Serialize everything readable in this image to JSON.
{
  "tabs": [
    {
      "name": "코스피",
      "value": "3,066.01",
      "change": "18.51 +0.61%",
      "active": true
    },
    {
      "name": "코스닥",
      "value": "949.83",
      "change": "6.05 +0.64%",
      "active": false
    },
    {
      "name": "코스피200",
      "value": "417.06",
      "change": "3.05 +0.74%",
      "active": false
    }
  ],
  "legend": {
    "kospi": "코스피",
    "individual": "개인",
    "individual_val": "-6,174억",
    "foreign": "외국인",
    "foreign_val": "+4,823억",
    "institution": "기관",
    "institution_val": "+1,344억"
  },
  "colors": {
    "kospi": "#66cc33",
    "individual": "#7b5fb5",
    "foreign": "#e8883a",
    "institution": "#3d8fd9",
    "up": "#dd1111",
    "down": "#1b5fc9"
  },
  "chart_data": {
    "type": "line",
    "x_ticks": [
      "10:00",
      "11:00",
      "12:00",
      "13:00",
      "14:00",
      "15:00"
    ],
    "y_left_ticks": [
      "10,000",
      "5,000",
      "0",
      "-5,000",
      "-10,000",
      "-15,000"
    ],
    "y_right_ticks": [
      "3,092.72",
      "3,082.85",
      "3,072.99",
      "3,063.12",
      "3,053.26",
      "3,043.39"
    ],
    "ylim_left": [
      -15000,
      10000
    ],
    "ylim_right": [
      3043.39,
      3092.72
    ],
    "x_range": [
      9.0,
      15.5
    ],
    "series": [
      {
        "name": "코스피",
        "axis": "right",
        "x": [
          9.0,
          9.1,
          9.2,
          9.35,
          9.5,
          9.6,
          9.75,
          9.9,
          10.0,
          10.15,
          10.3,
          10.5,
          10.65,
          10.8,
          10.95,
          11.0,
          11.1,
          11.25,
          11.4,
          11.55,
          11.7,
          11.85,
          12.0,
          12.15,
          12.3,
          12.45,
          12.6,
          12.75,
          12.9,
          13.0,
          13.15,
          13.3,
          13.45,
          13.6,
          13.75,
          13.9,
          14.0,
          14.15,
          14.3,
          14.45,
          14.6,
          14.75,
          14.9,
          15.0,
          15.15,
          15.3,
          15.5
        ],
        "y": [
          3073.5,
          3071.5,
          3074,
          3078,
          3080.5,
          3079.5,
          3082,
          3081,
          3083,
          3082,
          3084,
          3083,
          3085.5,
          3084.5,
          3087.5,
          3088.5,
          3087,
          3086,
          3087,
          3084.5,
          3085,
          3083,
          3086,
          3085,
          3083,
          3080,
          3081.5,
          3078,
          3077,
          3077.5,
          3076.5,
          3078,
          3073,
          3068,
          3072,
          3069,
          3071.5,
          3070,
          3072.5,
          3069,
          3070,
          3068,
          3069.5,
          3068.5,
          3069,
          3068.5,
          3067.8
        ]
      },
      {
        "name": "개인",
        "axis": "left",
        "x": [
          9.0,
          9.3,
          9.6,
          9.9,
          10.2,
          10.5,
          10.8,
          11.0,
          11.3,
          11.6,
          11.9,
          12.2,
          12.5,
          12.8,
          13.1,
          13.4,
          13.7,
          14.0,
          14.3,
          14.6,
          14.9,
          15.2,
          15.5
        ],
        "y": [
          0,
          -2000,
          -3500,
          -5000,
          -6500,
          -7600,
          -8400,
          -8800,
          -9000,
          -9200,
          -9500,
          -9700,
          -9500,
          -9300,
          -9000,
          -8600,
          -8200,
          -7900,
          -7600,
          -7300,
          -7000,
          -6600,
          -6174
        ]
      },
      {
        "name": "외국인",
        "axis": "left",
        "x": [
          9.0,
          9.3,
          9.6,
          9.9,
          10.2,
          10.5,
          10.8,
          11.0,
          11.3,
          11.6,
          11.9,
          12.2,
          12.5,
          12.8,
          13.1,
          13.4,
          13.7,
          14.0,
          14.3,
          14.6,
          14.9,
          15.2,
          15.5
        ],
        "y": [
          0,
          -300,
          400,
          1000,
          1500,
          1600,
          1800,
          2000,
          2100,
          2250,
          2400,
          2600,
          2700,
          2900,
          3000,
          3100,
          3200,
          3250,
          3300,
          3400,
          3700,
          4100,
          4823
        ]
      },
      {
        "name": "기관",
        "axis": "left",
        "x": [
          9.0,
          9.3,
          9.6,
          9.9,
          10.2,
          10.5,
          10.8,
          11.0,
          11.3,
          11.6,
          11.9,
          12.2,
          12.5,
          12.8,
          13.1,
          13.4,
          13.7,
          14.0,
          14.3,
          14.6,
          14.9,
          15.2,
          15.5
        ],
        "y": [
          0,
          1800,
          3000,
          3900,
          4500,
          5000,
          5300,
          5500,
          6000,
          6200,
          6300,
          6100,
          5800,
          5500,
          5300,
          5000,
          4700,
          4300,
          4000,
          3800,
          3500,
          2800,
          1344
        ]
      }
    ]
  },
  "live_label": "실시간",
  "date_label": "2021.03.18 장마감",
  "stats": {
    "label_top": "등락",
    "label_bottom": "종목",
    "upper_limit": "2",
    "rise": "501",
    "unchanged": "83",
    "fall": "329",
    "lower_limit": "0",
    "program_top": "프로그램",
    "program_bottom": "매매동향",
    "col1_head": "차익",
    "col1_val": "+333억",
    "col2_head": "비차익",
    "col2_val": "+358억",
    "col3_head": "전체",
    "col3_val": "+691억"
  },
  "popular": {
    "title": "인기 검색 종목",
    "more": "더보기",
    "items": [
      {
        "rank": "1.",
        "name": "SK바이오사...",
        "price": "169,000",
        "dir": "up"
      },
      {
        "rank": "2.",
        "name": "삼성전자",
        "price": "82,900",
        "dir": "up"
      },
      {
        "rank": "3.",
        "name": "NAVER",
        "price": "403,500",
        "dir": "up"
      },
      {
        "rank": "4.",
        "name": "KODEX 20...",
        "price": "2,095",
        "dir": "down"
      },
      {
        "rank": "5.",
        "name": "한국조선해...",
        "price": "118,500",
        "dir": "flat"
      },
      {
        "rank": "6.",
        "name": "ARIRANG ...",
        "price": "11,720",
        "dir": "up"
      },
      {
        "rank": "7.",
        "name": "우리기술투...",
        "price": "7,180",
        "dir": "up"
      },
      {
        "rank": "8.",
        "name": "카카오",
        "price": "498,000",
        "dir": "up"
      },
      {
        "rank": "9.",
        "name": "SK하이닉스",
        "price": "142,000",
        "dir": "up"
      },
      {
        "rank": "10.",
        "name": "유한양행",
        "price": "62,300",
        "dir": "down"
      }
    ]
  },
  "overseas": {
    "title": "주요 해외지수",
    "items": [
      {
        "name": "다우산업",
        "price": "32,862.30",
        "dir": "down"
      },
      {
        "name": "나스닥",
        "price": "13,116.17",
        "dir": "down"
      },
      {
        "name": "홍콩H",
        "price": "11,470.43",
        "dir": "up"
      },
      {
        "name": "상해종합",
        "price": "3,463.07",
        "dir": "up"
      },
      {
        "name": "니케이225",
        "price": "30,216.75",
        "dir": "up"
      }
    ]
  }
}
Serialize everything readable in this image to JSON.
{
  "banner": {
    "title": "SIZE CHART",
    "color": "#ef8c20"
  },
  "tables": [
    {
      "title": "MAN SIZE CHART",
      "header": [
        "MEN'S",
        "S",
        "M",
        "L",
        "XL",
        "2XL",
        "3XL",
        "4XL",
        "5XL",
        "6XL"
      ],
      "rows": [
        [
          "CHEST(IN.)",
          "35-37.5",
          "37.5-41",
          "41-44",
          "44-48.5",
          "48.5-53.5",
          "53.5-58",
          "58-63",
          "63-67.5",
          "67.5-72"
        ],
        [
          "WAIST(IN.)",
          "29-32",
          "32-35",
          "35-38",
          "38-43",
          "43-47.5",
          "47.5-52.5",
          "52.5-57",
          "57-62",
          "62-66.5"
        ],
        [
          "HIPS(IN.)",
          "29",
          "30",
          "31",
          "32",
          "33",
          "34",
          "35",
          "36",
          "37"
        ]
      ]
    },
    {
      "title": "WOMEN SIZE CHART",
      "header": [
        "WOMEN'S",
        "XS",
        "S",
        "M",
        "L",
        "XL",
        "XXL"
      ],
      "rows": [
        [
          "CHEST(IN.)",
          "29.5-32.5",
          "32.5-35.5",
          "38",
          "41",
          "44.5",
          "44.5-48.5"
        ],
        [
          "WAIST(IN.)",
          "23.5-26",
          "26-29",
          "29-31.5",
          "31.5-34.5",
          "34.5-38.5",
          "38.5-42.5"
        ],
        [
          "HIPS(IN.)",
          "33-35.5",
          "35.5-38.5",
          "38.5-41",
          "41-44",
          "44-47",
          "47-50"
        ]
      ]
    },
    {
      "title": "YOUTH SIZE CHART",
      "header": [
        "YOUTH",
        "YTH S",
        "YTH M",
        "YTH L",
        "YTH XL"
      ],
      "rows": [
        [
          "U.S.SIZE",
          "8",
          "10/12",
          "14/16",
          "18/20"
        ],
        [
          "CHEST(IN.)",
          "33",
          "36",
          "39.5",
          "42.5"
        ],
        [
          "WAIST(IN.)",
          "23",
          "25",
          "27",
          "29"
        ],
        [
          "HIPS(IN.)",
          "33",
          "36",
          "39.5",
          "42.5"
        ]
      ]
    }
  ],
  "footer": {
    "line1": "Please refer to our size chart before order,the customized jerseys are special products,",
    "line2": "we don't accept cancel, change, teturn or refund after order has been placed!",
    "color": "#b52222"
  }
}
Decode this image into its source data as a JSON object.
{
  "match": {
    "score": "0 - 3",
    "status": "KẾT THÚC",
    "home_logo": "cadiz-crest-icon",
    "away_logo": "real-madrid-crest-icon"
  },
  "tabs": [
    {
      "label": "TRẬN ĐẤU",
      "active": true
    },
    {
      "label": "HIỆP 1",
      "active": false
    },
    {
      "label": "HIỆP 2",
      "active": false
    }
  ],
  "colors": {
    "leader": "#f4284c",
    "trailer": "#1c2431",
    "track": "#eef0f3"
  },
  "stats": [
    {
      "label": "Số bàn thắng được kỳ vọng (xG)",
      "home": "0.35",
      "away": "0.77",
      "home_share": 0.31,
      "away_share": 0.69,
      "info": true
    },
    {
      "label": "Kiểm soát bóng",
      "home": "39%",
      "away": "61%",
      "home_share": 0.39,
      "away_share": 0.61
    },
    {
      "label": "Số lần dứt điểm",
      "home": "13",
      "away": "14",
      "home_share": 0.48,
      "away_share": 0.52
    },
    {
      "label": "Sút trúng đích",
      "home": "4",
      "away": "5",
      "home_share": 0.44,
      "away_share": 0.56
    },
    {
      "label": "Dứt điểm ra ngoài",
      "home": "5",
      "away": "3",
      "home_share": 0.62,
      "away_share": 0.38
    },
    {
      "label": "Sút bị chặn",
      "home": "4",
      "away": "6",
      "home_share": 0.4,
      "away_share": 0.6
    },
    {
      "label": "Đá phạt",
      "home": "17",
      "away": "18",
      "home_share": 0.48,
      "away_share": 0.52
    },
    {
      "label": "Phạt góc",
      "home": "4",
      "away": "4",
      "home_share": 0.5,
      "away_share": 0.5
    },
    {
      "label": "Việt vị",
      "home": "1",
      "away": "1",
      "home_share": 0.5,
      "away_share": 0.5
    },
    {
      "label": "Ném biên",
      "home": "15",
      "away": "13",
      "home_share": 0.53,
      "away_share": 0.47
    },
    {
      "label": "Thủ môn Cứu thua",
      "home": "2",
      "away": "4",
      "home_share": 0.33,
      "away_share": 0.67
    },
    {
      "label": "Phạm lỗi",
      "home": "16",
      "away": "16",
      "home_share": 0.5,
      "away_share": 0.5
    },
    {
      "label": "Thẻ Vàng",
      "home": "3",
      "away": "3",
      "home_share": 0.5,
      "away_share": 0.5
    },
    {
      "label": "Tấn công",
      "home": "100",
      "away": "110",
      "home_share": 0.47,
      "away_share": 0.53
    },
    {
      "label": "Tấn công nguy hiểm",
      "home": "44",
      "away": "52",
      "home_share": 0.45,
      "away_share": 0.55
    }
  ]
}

####

Aim
Select, from the listing, all lines that include the word "value".

Worked solution
      "value": "3,066.01",
      "value": "949.83",
      "value": "417.06",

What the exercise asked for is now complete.